What you are asked to do:
Answer with one number: the count of lines in this material that hold the word "由题意可得".

Data listing:
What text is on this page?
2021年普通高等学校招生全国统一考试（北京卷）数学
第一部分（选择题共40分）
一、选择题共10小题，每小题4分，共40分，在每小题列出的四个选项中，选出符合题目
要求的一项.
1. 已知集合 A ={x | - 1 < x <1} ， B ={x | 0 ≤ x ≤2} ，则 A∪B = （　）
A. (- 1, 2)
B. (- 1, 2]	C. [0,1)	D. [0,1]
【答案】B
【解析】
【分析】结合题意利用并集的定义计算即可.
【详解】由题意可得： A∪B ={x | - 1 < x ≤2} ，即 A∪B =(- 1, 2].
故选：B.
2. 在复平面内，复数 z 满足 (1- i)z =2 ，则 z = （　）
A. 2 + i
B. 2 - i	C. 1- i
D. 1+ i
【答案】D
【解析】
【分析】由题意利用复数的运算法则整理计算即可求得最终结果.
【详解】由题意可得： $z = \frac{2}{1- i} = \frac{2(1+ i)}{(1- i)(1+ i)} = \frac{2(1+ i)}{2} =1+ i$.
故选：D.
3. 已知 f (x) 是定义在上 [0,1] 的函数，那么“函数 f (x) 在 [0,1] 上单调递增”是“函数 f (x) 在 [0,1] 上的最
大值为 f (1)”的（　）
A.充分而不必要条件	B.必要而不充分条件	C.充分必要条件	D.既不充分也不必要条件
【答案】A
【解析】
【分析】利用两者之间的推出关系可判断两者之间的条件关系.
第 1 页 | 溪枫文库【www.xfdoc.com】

Written solution:
2